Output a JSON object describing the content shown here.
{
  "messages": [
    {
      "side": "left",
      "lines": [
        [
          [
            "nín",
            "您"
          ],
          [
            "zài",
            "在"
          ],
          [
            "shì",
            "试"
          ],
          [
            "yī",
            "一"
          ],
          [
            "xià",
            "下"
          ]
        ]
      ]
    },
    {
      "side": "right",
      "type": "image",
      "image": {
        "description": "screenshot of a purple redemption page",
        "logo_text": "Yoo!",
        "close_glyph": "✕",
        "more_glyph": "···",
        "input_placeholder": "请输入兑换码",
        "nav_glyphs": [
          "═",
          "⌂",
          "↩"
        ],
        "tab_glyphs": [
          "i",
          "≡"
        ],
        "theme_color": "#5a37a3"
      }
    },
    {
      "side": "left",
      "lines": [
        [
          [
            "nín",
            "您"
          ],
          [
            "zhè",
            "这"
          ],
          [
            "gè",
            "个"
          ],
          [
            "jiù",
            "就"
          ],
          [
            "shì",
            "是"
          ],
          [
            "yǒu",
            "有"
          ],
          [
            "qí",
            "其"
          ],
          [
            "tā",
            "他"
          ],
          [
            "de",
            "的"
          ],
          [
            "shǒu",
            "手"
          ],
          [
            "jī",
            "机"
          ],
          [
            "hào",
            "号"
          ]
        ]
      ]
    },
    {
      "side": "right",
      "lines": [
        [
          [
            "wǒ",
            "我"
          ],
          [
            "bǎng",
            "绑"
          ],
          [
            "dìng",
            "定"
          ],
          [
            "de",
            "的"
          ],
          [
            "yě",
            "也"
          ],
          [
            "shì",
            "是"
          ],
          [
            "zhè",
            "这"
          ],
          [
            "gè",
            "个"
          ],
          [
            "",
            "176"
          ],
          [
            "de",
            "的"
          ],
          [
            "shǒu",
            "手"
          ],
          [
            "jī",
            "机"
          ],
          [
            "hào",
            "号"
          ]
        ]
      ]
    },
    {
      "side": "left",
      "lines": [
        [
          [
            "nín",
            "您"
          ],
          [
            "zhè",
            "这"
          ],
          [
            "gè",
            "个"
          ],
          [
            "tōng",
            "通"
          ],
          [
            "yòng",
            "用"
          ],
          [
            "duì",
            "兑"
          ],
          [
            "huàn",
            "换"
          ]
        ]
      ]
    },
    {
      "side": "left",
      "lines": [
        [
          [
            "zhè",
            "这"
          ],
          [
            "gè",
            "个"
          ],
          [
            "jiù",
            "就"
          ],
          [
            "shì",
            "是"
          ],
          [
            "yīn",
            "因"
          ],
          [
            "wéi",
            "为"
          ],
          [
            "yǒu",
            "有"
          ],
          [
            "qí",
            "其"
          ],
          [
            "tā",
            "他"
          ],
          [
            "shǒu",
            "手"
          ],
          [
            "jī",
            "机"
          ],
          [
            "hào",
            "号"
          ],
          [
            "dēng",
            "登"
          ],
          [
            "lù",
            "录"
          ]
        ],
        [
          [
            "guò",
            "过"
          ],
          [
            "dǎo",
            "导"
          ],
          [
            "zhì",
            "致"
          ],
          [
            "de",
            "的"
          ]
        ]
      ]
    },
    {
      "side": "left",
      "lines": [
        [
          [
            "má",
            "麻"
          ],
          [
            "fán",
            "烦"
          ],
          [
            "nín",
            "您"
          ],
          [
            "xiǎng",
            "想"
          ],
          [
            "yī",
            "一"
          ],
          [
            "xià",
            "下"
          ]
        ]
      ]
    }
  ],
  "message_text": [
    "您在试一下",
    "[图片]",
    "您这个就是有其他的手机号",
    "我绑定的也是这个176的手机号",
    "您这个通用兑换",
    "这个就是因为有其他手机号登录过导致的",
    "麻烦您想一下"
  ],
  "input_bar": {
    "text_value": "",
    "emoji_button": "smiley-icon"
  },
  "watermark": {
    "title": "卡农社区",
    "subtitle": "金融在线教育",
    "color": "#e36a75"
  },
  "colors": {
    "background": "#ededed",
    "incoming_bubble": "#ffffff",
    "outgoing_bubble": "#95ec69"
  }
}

-*-

▶ _Written request_:
Write out every line from the records above, word for word.

▶ _Answer to this exercise_:
Output a JSON object describing the content shown here.
{
  "messages": [
    {
      "side": "left",
      "lines": [
        [
          [
            "nín",
            "您"
          ],
          [
            "zài",
            "在"
          ],
          [
            "shì",
            "试"
          ],
          [
            "yī",
            "一"
          ],
          [
            "xià",
            "下"
          ]
        ]
      ]
    },
    {
      "side": "right",
      "type": "image",
      "image": {
        "description": "screenshot of a purple redemption page",
        "logo_text": "Yoo!",
        "close_glyph": "✕",
        "more_glyph": "···",
        "input_placeholder": "请输入兑换码",
        "nav_glyphs": [
          "═",
          "⌂",
          "↩"
        ],
        "tab_glyphs": [
          "i",
          "≡"
        ],
        "theme_color": "#5a37a3"
      }
    },
    {
      "side": "left",
      "lines": [
        [
          [
            "nín",
            "您"
          ],
          [
            "zhè",
            "这"
          ],
          [
            "gè",
            "个"
          ],
          [
            "jiù",
            "就"
          ],
          [
            "shì",
            "是"
          ],
          [
            "yǒu",
            "有"
          ],
          [
            "qí",
            "其"
          ],
          [
            "tā",
            "他"
          ],
          [
            "de",
            "的"
          ],
          [
            "shǒu",
            "手"
          ],
          [
            "jī",
            "机"
          ],
          [
            "hào",
            "号"
          ]
        ]
      ]
    },
    {
      "side": "right",
      "lines": [
        [
          [
            "wǒ",
            "我"
          ],
          [
            "bǎng",
            "绑"
          ],
          [
            "dìng",
            "定"
          ],
          [
            "de",
            "的"
          ],
          [
            "yě",
            "也"
          ],
          [
            "shì",
            "是"
          ],
          [
            "zhè",
            "这"
          ],
          [
            "gè",
            "个"
          ],
          [
            "",
            "176"
          ],
          [
            "de",
            "的"
          ],
          [
            "shǒu",
            "手"
          ],
          [
            "jī",
            "机"
          ],
          [
            "hào",
            "号"
          ]
        ]
      ]
    },
    {
      "side": "left",
      "lines": [
        [
          [
            "nín",
            "您"
          ],
          [
            "zhè",
            "这"
          ],
          [
            "gè",
            "个"
          ],
          [
            "tōng",
            "通"
          ],
          [
            "yòng",
            "用"
          ],
          [
            "duì",
            "兑"
          ],
          [
            "huàn",
            "换"
          ]
        ]
      ]
    },
    {
      "side": "left",
      "lines": [
        [
          [
            "zhè",
            "这"
          ],
          [
            "gè",
            "个"
          ],
          [
            "jiù",
            "就"
          ],
          [
            "shì",
            "是"
          ],
          [
            "yīn",
            "因"
          ],
          [
            "wéi",
            "为"
          ],
          [
            "yǒu",
            "有"
          ],
          [
            "qí",
            "其"
          ],
          [
            "tā",
            "他"
          ],
          [
            "shǒu",
            "手"
          ],
          [
            "jī",
            "机"
          ],
          [
            "hào",
            "号"
          ],
          [
            "dēng",
            "登"
          ],
          [
            "lù",
            "录"
          ]
        ],
        [
          [
            "guò",
            "过"
          ],
          [
            "dǎo",
            "导"
          ],
          [
            "zhì",
            "致"
          ],
          [
            "de",
            "的"
          ]
        ]
      ]
    },
    {
      "side": "left",
      "lines": [
        [
          [
            "má",
            "麻"
          ],
          [
            "fán",
            "烦"
          ],
          [
            "nín",
            "您"
          ],
          [
            "xiǎng",
            "想"
          ],
          [
            "yī",
            "一"
          ],
          [
            "xià",
            "下"
          ]
        ]
      ]
    }
  ],
  "message_text": [
    "您在试一下",
    "[图片]",
    "您这个就是有其他的手机号",
    "我绑定的也是这个176的手机号",
    "您这个通用兑换",
    "这个就是因为有其他手机号登录过导致的",
    "麻烦您想一下"
  ],
  "input_bar": {
    "text_value": "",
    "emoji_button": "smiley-icon"
  },
  "watermark": {
    "title": "卡农社区",
    "subtitle": "金融在线教育",
    "color": "#e36a75"
  },
  "colors": {
    "background": "#ededed",
    "incoming_bubble": "#ffffff",
    "outgoing_bubble": "#95ec69"
  }
}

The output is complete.